EXERCISE DETAILS ::
Leave the pictures out, and retype all of the material exactly as written.

DATASET ::
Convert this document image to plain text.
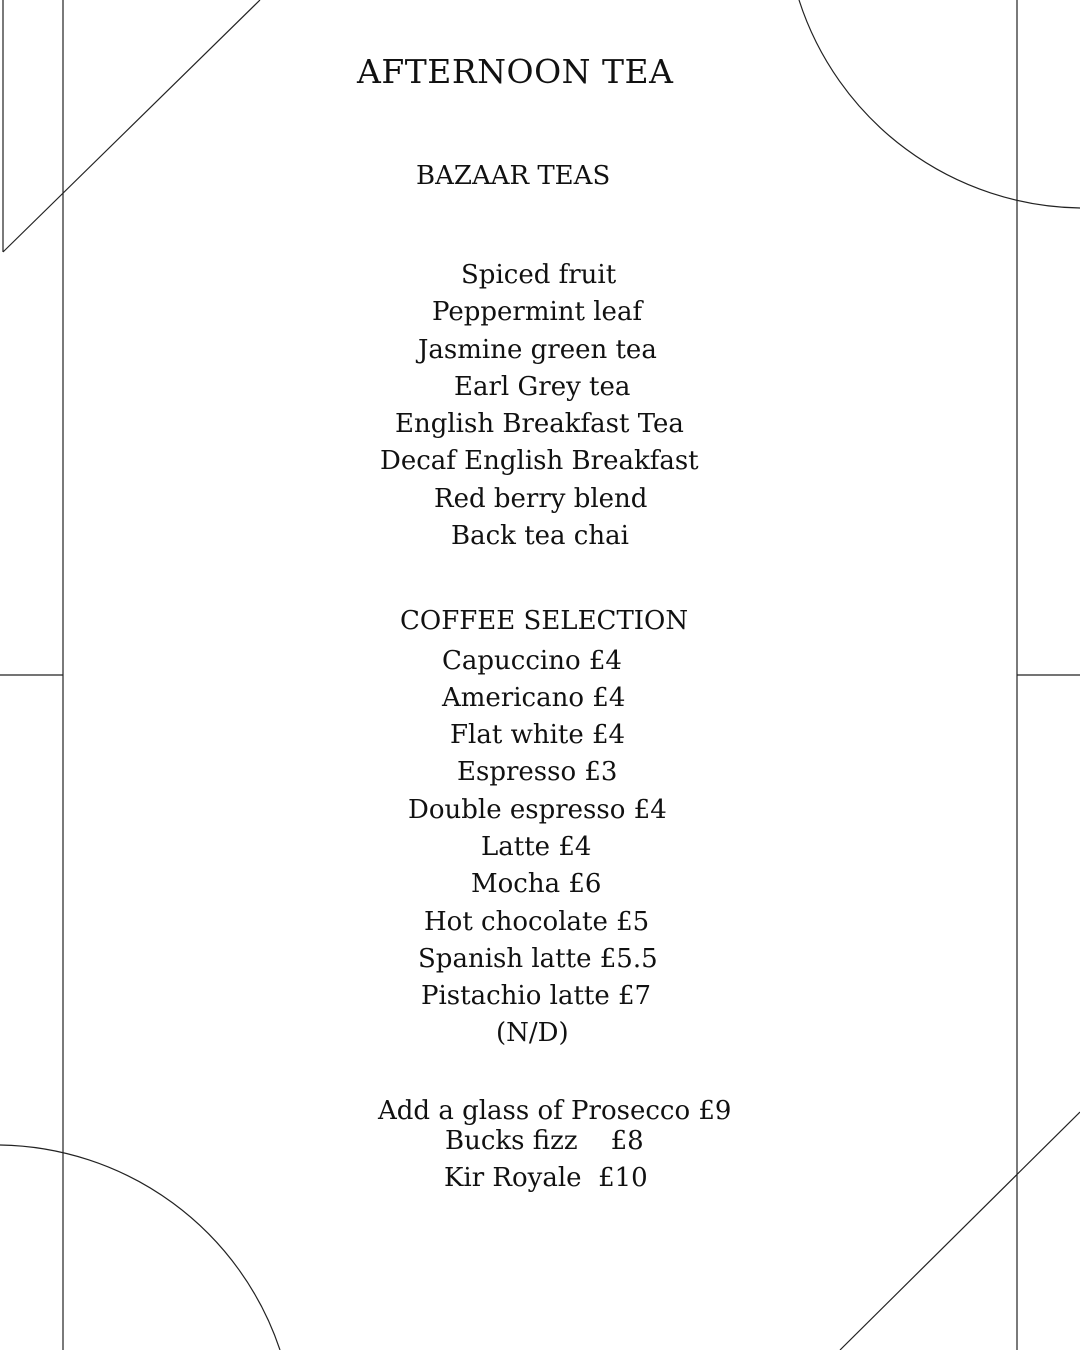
AFTERNOON TEA
BAZAAR TEAS
Spiced fruit
Peppermint leaf
Jasmine green tea
Earl Grey tea
English Breakfast Tea
Decaf English Breakfast
Red berry blend
Back tea chai
COFFEE SELECTION
Capuccino £4
Americano £4
Flat white £4
Espresso £3
Double espresso £4
Latte £4
Mocha £6
Hot chocolate £5
Spanish latte £5.5
Pistachio latte £7
(N/D)
Add a glass of Prosecco £9
Bucks fizz    £8
Kir Royale  £10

FULL SOLUTION ::
Convert this document image to plain text.
AFTERNOON TEA
BAZAAR TEAS
Spiced fruit
Peppermint leaf
Jasmine green tea
Earl Grey tea
English Breakfast Tea
Decaf English Breakfast
Red berry blend
Back tea chai
COFFEE SELECTION
Capuccino £4
Americano £4
Flat white £4
Espresso £3
Double espresso £4
Latte £4
Mocha £6
Hot chocolate £5
Spanish latte £5.5
Pistachio latte £7
(N/D)
Add a glass of Prosecco £9
Bucks fizz    £8
Kir Royale  £10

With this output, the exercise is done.